> _GIVEN PASSAGE_
***
Loading 20 newsgroups dataset for categories:
['alt.atheism', 'talk.religion.misc', 'comp.graphics', 'sci.space']


### Some basic facts of the news group dataset

In [46]:
labels = dataset.target
unique_labels = np.unique(labels)
true_k = unique_labels.shape[0]

print("There are: {} documents".format(len(dataset.data)))
print("Total categories are: {}".format(len(dataset.target_names)))
print("List of unque labels are: {}".format(unique_labels))
print("A sample of the News document data is shown here (for the sample, n = 1 out of 3387): \n\n {}".
      format(dataset.data[0][:300]))

There are: 3387 documents
Total categories are: 4
List of unque labels are: [0 1 2 3]
A sample of the News document data is shown here (for the sample, n = 1 out of 3387): 

 From: healta@saturn.wwc.edu (Tammy R Healy)
Subject: Re: who are we to judge, Bobby?
***
> _OBJECTIVE A_
According to the newsgroups dataset output, how many documents does the dataset contain?

> _PROVIDED ENTRIES_
***
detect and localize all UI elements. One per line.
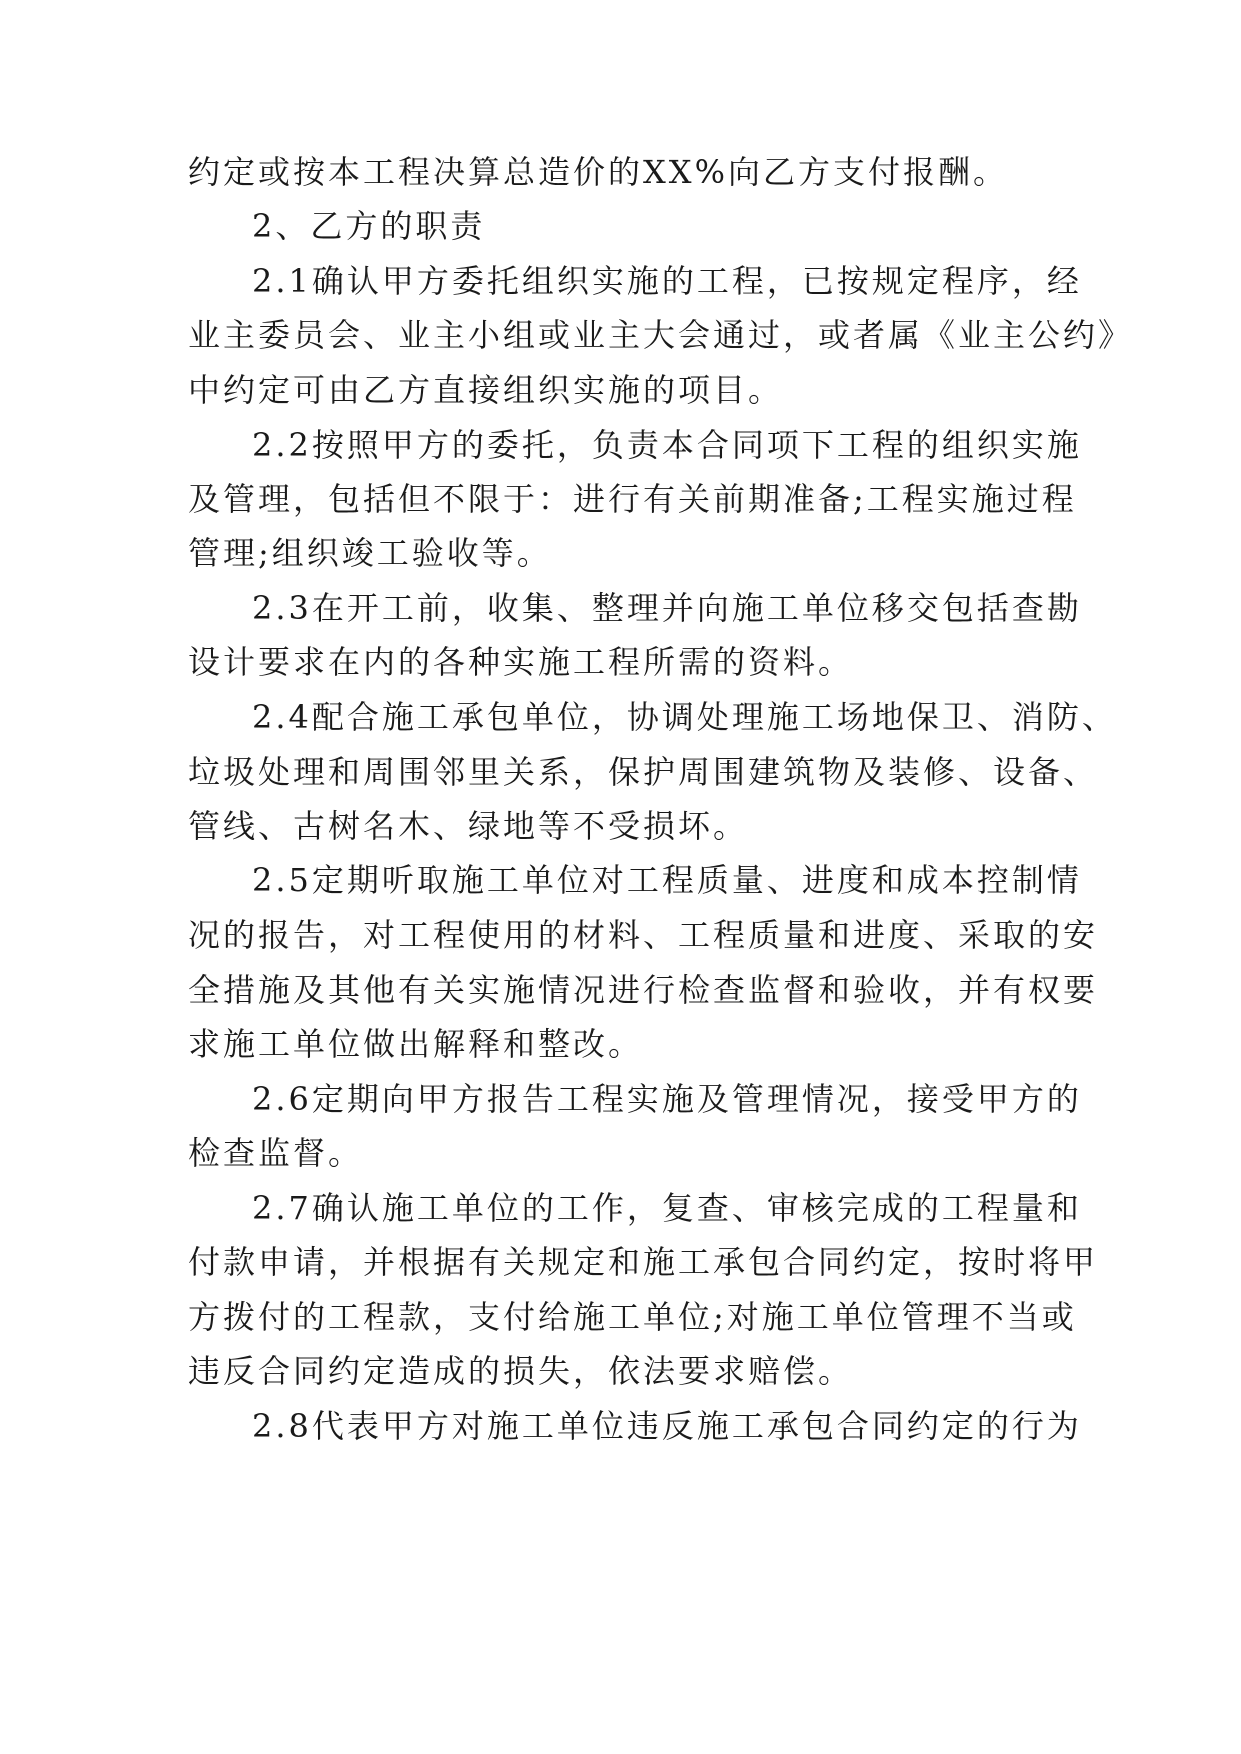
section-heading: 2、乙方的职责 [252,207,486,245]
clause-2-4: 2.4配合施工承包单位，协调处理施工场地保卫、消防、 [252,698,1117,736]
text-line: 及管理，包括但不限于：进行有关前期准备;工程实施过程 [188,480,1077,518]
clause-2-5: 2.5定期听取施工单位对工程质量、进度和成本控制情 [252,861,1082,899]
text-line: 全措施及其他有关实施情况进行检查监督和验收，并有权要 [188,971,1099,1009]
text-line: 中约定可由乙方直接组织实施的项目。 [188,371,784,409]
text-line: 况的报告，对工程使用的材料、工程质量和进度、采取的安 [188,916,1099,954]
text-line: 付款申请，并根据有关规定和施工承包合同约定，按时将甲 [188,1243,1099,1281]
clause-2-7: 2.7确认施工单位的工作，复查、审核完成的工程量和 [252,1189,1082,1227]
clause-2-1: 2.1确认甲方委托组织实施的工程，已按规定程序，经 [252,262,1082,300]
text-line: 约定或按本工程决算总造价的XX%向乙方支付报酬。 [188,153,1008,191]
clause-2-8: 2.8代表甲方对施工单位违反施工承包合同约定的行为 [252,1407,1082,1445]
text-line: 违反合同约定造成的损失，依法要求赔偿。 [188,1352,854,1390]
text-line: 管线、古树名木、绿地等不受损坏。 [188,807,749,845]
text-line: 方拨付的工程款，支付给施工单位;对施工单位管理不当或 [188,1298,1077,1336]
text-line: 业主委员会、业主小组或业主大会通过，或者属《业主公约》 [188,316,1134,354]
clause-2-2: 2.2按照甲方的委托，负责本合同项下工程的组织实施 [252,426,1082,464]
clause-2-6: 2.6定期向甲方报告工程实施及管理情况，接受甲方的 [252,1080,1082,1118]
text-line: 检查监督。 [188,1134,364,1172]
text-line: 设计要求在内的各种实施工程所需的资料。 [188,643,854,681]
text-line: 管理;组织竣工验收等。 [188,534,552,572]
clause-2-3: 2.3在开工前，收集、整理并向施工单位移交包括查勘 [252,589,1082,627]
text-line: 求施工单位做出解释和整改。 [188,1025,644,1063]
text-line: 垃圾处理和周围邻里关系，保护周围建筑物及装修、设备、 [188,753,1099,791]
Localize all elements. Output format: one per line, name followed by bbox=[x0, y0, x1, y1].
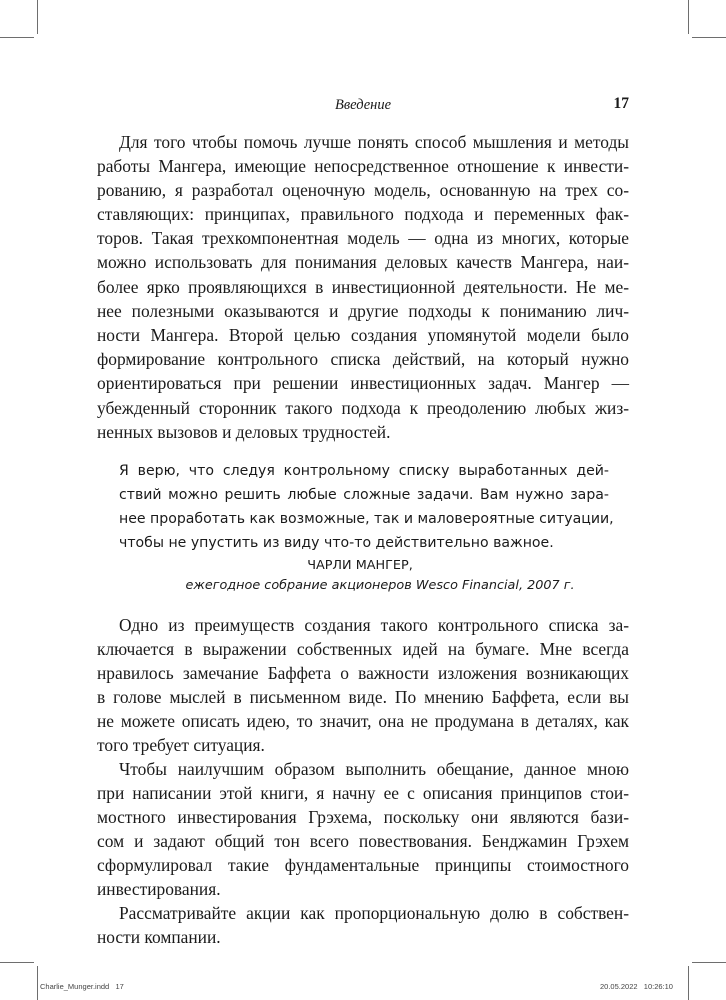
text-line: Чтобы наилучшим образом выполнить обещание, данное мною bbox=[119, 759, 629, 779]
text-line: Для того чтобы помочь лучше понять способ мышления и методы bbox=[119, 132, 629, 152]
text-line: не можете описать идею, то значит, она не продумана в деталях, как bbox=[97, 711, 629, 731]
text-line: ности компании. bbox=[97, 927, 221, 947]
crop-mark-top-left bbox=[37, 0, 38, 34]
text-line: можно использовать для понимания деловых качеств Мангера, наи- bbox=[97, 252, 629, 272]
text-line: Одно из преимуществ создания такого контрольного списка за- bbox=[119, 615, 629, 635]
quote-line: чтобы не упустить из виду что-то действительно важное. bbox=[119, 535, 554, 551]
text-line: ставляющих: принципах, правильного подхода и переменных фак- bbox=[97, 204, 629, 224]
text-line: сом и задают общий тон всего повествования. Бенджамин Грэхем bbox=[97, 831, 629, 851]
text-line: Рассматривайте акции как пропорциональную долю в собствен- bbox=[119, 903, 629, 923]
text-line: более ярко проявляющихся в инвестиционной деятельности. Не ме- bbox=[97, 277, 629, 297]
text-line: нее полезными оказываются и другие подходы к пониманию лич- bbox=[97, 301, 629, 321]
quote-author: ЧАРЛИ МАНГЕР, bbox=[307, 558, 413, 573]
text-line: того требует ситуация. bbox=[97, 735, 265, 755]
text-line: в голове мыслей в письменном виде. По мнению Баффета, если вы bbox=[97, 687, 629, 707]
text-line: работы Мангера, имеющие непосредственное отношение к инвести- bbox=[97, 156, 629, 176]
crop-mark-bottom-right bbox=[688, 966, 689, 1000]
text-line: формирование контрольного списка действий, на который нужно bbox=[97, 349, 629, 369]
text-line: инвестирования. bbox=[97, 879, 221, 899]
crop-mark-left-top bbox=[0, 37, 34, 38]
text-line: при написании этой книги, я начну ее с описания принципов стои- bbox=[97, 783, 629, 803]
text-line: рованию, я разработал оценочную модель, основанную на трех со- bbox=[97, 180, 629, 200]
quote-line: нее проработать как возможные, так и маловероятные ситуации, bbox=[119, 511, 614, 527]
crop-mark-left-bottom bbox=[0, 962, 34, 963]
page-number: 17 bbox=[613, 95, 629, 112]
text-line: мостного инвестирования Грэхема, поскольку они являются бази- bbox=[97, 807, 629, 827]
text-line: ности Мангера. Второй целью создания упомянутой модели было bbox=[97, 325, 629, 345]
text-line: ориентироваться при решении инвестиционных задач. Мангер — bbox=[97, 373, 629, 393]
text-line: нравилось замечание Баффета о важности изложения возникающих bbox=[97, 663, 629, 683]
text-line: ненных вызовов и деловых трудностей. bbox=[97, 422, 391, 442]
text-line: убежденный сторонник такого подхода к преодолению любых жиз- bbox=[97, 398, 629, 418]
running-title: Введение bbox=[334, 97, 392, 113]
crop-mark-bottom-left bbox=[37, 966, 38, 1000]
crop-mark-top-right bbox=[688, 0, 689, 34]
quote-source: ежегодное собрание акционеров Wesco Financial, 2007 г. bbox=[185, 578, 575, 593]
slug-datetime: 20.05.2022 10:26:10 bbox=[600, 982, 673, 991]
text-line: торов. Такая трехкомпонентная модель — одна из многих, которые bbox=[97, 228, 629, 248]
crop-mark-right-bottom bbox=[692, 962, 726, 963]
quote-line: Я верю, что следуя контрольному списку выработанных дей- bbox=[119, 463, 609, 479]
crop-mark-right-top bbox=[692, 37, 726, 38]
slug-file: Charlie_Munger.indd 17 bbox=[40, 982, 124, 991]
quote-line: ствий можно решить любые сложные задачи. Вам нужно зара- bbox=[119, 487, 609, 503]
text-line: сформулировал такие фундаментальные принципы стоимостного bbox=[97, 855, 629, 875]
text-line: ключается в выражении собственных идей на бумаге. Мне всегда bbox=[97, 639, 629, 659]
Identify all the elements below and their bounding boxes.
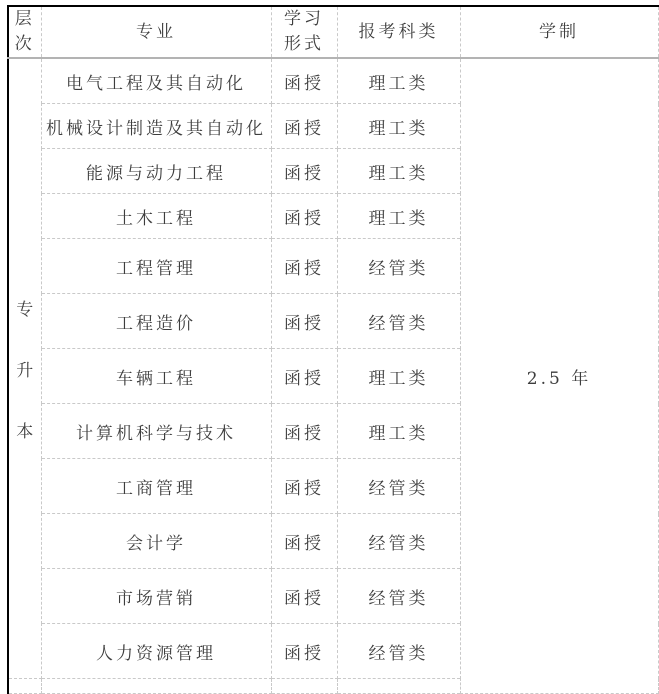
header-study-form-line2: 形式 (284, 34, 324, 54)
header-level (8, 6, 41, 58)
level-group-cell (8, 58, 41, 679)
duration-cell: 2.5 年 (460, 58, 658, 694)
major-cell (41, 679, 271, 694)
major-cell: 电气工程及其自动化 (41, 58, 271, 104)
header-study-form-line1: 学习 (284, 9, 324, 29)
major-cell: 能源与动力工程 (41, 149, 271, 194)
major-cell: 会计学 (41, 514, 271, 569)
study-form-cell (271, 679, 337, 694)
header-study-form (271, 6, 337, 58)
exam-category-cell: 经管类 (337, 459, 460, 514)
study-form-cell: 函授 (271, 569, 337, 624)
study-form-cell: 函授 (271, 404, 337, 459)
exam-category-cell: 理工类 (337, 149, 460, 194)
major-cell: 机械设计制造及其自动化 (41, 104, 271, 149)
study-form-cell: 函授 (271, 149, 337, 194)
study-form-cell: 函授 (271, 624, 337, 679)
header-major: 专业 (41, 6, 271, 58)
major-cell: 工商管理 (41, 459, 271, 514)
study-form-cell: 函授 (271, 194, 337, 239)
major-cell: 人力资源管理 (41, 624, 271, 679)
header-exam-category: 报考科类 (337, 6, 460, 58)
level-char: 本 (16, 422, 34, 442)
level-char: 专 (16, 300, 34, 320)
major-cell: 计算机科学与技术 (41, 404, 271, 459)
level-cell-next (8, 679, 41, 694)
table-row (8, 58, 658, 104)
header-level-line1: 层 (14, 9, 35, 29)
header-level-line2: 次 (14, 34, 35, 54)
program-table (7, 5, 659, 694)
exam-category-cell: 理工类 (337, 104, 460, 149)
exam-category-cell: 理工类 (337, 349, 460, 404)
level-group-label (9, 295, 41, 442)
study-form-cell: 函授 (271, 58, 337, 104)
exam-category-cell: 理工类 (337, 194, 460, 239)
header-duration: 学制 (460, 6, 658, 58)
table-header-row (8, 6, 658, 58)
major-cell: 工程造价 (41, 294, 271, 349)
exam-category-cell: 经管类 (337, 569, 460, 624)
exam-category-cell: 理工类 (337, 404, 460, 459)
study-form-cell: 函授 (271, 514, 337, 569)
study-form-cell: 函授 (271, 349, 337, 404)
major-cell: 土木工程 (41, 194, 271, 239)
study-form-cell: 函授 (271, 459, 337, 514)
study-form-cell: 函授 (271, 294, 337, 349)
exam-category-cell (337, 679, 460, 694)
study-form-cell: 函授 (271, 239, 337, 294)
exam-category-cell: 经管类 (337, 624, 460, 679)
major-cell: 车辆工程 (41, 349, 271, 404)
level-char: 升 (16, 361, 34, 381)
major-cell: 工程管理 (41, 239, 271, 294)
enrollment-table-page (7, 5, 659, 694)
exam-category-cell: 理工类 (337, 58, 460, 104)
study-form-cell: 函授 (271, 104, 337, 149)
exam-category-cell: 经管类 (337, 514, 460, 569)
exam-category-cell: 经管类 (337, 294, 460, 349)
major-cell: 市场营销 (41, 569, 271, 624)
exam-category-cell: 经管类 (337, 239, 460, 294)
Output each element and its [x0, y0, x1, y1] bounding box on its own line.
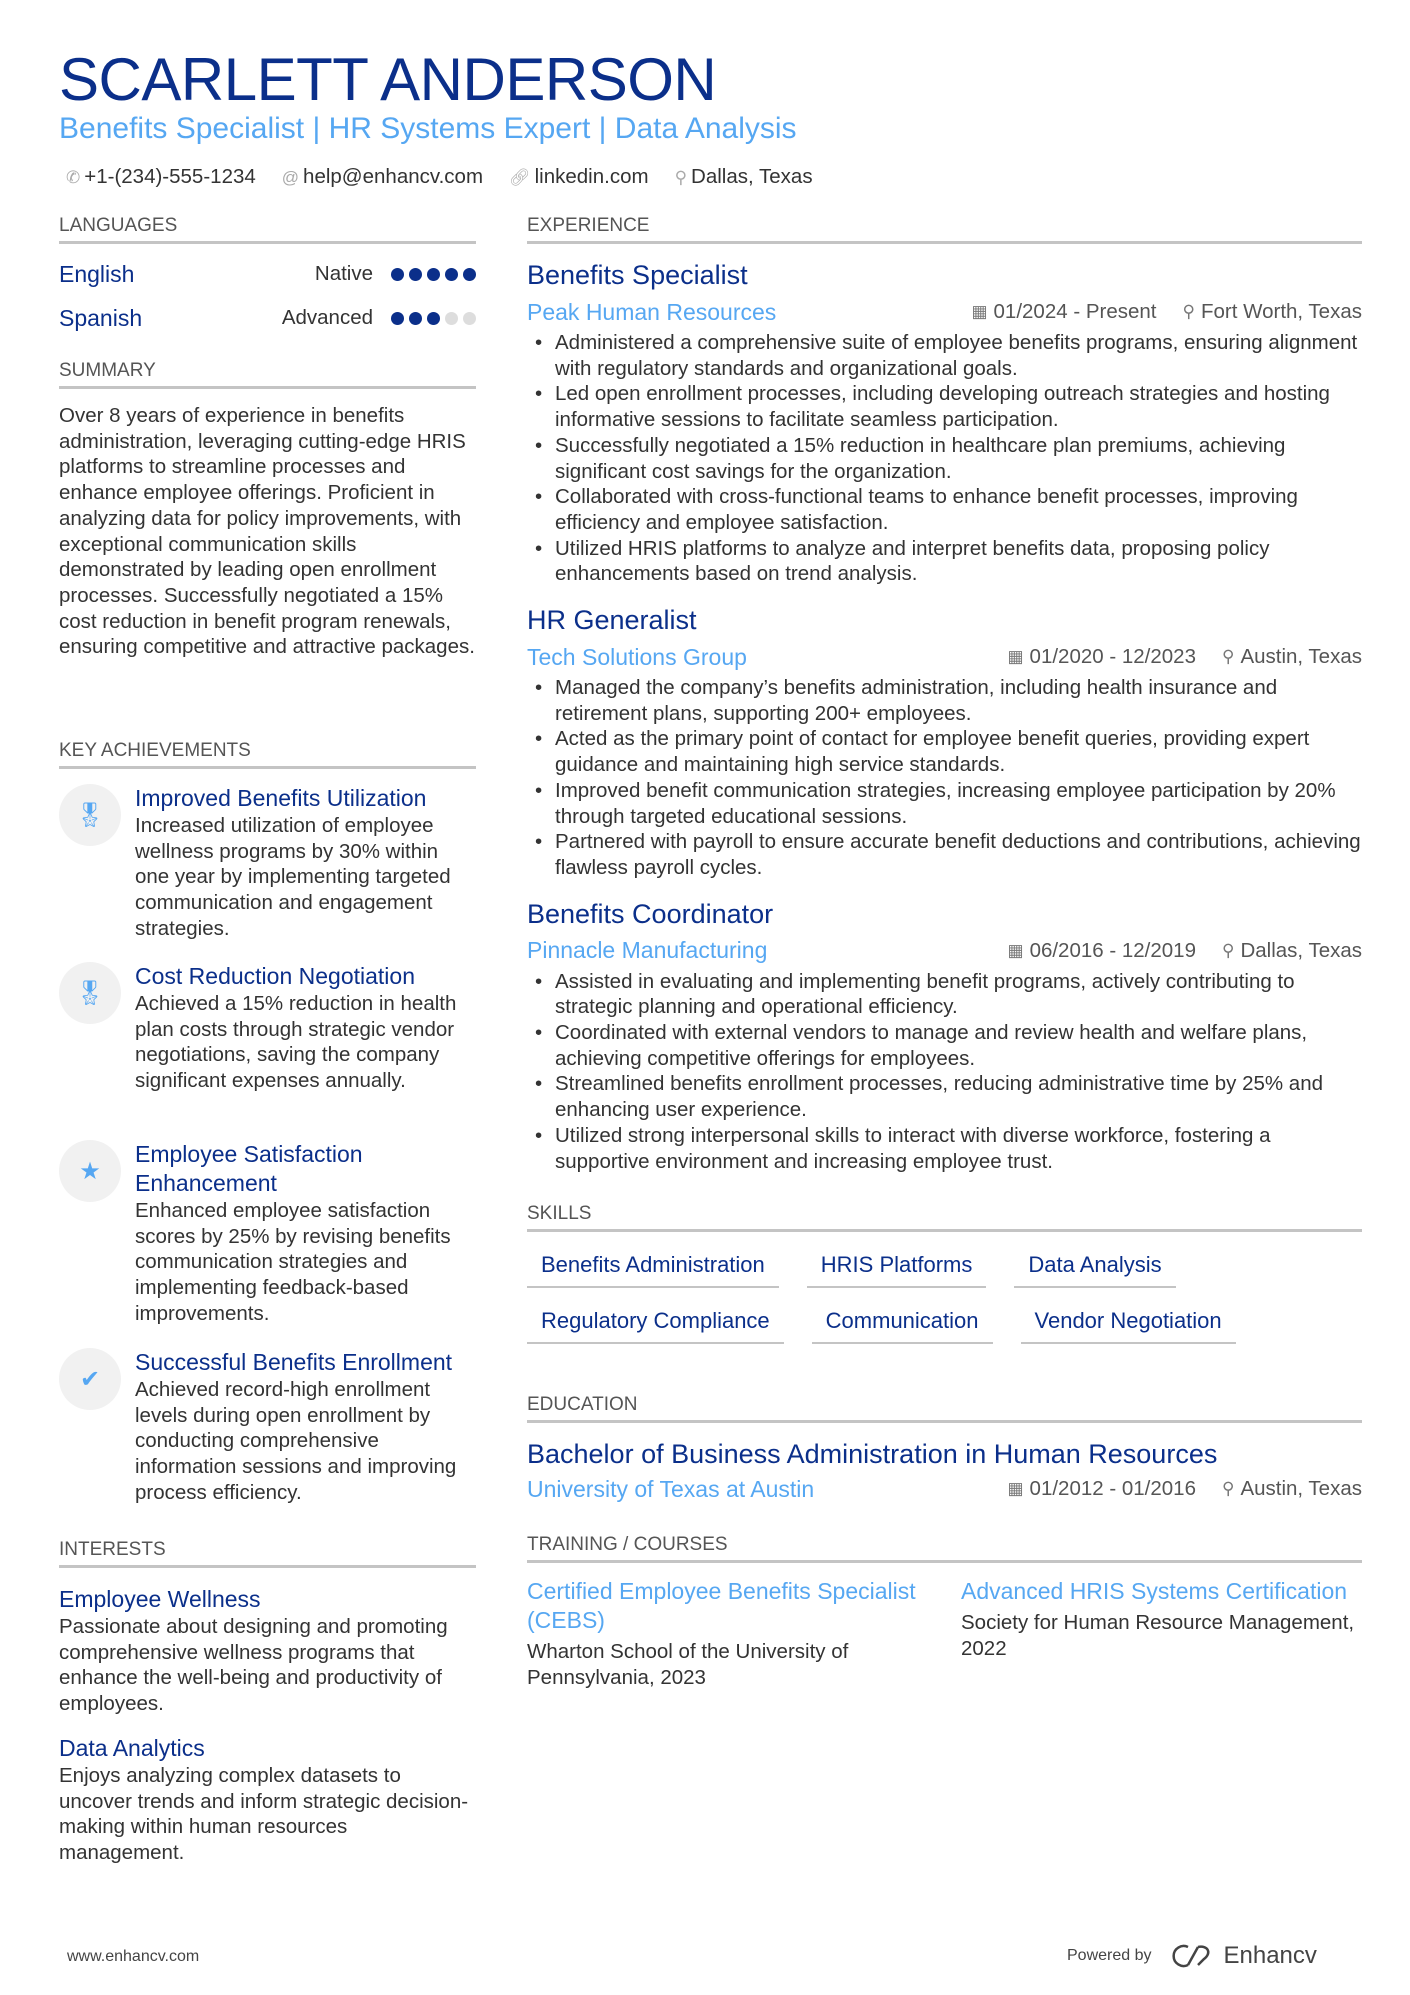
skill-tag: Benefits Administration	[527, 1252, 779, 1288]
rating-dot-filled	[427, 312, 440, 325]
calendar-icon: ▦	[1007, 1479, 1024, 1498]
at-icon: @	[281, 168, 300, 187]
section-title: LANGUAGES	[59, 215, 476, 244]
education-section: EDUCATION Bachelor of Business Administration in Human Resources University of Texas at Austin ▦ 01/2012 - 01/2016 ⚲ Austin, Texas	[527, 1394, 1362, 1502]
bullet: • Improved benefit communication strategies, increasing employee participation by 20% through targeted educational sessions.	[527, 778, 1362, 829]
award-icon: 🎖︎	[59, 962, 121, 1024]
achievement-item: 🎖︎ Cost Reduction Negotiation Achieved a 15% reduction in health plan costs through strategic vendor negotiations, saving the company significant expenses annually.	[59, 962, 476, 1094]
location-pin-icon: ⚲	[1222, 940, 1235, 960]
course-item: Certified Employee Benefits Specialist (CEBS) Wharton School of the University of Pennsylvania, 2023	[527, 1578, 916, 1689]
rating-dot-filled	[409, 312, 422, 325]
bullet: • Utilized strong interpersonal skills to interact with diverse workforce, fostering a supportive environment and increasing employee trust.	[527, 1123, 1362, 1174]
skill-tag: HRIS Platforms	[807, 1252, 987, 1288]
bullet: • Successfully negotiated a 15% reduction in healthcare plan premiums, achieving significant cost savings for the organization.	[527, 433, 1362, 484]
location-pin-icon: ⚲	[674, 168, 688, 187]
***
> _OBJECTIVE B_
Please convert the records into a numbered list, beginning at the line that contains "text-line: Чтобы наилучшим" and stopping after the line that contains "quote-author: ЧАРЛИ МАНГЕР, bbox=[307, 558, 413, 573]", with blank lines left out.

> _WRITTEN ANSWER A_
3387 documents.

> _WRITTEN ANSWER B_
1. text-line: Чтобы наилучшим образом выполнить обещание, данное мною bbox=[119, 759, 629, 779]
2. text-line: Для того чтобы помочь лучше понять способ мышления и методы bbox=[119, 132, 629, 152]
3. text-line: не можете описать идею, то значит, она не продумана в деталях, как bbox=[97, 711, 629, 731]
4. text-line: ности компании. bbox=[97, 927, 221, 947]
5. crop-mark-top-left bbox=[37, 0, 38, 34]
6. text-line: можно использовать для понимания деловых качеств Мангера, наи- bbox=[97, 252, 629, 272]
7. text-line: Одно из преимуществ создания такого контрольного списка за- bbox=[119, 615, 629, 635]
8. quote-line: чтобы не упустить из виду что-то действительно важное. bbox=[119, 535, 554, 551]
9. text-line: ставляющих: принципах, правильного подхода и переменных фак- bbox=[97, 204, 629, 224]
10. text-line: сом и задают общий тон всего повествования. Бенджамин Грэхем bbox=[97, 831, 629, 851]
11. text-line: Рассматривайте акции как пропорциональную долю в собствен- bbox=[119, 903, 629, 923]
12. text-line: более ярко проявляющихся в инвестиционной деятельности. Не ме- bbox=[97, 277, 629, 297]
13. text-line: нее полезными оказываются и другие подходы к пониманию лич- bbox=[97, 301, 629, 321]
14. quote-author: ЧАРЛИ МАНГЕР, bbox=[307, 558, 413, 573]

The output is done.